Problem to work on: What number of lines contain the word "RASFF"? Reply with the number and nothing else.
--- START Given entries ---
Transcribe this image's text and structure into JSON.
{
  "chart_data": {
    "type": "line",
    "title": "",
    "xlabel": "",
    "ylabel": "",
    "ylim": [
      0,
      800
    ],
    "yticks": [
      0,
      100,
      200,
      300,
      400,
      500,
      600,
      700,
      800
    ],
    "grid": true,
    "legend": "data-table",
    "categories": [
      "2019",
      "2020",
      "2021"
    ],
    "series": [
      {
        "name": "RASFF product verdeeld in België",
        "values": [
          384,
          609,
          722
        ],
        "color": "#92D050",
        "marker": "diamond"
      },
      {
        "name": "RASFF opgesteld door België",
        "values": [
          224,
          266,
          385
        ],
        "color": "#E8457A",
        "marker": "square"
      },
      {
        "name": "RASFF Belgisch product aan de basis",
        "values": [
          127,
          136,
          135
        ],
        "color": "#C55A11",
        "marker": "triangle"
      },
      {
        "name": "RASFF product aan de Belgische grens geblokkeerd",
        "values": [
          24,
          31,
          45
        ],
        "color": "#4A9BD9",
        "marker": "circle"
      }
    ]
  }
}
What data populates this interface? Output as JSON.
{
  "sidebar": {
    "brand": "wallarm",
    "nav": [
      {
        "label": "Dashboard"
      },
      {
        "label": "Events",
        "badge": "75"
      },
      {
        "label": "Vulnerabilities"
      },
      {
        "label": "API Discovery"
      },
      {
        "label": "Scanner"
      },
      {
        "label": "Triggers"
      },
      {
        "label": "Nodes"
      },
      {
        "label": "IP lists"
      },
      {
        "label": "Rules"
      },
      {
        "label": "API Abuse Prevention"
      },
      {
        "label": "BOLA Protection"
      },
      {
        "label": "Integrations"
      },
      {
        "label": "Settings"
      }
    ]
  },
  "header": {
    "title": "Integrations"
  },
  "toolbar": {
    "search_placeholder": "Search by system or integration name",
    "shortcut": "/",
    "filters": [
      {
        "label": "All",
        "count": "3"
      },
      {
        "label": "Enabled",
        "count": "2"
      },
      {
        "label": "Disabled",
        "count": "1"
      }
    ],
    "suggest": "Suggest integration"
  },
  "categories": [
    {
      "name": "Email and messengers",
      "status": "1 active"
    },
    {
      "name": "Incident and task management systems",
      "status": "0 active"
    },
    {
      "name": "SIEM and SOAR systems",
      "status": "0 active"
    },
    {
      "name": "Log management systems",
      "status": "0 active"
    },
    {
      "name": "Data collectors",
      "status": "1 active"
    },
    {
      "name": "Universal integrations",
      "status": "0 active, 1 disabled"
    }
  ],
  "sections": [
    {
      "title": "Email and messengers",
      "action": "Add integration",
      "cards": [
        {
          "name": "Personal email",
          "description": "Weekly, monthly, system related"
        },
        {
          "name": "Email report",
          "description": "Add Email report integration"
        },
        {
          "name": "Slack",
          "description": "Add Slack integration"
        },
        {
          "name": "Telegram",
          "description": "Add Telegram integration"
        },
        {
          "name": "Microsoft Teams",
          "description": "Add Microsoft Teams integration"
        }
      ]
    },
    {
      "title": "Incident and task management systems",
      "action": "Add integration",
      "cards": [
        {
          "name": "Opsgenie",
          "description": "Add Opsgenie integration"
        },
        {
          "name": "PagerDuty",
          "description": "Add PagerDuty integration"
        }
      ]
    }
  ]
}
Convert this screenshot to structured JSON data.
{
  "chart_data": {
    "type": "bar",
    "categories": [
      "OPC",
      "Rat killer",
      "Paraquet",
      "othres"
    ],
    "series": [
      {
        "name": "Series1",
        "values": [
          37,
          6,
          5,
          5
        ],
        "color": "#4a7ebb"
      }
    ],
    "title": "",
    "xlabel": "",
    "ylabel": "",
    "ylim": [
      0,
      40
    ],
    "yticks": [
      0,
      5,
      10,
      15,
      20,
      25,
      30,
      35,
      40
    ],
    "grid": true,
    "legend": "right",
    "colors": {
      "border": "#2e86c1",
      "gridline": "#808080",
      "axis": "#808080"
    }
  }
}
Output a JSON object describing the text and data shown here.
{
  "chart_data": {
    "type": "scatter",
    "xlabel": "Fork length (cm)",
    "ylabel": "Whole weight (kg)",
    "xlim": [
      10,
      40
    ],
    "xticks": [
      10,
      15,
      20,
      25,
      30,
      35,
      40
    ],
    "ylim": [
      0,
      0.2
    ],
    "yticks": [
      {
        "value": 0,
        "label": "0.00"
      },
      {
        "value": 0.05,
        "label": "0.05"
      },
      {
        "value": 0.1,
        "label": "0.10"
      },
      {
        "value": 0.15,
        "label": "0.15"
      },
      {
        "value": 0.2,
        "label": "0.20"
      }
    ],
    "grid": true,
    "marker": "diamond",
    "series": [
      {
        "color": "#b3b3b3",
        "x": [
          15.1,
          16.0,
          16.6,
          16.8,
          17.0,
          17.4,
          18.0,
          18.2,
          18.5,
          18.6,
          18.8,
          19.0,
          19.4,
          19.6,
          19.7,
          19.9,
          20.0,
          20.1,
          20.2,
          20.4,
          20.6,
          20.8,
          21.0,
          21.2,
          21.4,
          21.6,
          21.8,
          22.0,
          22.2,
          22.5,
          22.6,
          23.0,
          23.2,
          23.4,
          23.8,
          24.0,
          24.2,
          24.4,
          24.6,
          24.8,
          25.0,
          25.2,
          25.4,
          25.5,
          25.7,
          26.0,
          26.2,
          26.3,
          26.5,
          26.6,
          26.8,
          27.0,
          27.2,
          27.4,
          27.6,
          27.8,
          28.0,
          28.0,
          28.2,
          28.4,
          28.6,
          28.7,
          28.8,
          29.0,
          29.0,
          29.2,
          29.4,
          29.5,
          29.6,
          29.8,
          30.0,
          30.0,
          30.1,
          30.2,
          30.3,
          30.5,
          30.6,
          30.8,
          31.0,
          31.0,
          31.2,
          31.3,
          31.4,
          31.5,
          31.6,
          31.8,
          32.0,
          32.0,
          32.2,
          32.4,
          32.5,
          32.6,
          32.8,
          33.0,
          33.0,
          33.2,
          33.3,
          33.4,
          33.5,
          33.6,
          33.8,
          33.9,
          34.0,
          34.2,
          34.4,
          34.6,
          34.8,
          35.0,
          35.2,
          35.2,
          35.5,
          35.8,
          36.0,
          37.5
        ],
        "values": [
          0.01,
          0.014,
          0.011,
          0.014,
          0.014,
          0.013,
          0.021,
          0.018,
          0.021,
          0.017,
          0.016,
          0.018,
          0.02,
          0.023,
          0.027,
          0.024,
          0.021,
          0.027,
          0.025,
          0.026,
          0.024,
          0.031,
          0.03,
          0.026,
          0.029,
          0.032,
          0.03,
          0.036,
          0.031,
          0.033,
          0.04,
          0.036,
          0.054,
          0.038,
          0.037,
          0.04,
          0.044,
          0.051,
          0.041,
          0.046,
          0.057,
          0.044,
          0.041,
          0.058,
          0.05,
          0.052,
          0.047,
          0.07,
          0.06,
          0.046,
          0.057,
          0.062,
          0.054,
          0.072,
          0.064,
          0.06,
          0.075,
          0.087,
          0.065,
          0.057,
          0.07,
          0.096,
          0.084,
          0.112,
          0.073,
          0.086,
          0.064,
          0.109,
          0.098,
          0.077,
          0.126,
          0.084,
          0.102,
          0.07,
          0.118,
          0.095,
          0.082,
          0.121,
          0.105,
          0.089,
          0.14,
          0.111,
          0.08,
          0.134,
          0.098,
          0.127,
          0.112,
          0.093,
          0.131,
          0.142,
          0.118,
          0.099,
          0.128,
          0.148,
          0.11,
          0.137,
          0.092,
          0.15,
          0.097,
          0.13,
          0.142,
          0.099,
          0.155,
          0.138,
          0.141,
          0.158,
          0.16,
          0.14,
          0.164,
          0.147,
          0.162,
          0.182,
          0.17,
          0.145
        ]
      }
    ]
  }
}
--- END Given entries ---
Solution to this task: 4